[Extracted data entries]
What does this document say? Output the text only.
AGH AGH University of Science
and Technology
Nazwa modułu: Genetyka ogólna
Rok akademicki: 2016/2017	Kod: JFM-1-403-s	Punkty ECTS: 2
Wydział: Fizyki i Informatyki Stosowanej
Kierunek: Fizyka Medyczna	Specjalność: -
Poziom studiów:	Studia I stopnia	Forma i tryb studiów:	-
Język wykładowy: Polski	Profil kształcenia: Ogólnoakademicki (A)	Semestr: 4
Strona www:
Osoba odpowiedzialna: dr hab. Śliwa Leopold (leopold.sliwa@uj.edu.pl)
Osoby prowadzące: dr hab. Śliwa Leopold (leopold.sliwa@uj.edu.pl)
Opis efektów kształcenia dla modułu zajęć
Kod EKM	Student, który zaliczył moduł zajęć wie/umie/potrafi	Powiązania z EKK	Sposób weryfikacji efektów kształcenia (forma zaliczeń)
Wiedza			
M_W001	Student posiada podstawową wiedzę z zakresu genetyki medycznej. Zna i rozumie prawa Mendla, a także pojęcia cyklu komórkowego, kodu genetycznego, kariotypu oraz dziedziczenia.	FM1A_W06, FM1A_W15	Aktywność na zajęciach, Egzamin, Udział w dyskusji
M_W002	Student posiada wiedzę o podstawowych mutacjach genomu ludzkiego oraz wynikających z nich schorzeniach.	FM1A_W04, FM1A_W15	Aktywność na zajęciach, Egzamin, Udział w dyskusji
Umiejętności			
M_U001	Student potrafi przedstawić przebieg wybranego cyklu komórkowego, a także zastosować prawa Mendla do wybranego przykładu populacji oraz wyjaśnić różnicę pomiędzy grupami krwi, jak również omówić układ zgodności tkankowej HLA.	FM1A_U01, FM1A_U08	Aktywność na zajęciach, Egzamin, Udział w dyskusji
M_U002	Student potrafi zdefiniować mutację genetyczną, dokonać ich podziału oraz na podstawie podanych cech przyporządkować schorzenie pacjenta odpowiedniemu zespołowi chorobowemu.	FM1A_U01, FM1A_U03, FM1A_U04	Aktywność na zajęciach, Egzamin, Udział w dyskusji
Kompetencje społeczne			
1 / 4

- [INSTRUCTIONS FOR THE TASK] Write out the records in full, word for word.

- [ANSWER FOR THE TASK]
What does this document say? Output the text only.
AGH AGH University of Science
and Technology
Nazwa modułu: Genetyka ogólna
Rok akademicki: 2016/2017	Kod: JFM-1-403-s	Punkty ECTS: 2
Wydział: Fizyki i Informatyki Stosowanej
Kierunek: Fizyka Medyczna	Specjalność: -
Poziom studiów:	Studia I stopnia	Forma i tryb studiów:	-
Język wykładowy: Polski	Profil kształcenia: Ogólnoakademicki (A)	Semestr: 4
Strona www:
Osoba odpowiedzialna: dr hab. Śliwa Leopold (leopold.sliwa@uj.edu.pl)
Osoby prowadzące: dr hab. Śliwa Leopold (leopold.sliwa@uj.edu.pl)
Opis efektów kształcenia dla modułu zajęć
Kod EKM	Student, który zaliczył moduł zajęć wie/umie/potrafi	Powiązania z EKK	Sposób weryfikacji efektów kształcenia (forma zaliczeń)
Wiedza			
M_W001	Student posiada podstawową wiedzę z zakresu genetyki medycznej. Zna i rozumie prawa Mendla, a także pojęcia cyklu komórkowego, kodu genetycznego, kariotypu oraz dziedziczenia.	FM1A_W06, FM1A_W15	Aktywność na zajęciach, Egzamin, Udział w dyskusji
M_W002	Student posiada wiedzę o podstawowych mutacjach genomu ludzkiego oraz wynikających z nich schorzeniach.	FM1A_W04, FM1A_W15	Aktywność na zajęciach, Egzamin, Udział w dyskusji
Umiejętności			
M_U001	Student potrafi przedstawić przebieg wybranego cyklu komórkowego, a także zastosować prawa Mendla do wybranego przykładu populacji oraz wyjaśnić różnicę pomiędzy grupami krwi, jak również omówić układ zgodności tkankowej HLA.	FM1A_U01, FM1A_U08	Aktywność na zajęciach, Egzamin, Udział w dyskusji
M_U002	Student potrafi zdefiniować mutację genetyczną, dokonać ich podziału oraz na podstawie podanych cech przyporządkować schorzenie pacjenta odpowiedniemu zespołowi chorobowemu.	FM1A_U01, FM1A_U03, FM1A_U04	Aktywność na zajęciach, Egzamin, Udział w dyskusji
Kompetencje społeczne			
1 / 4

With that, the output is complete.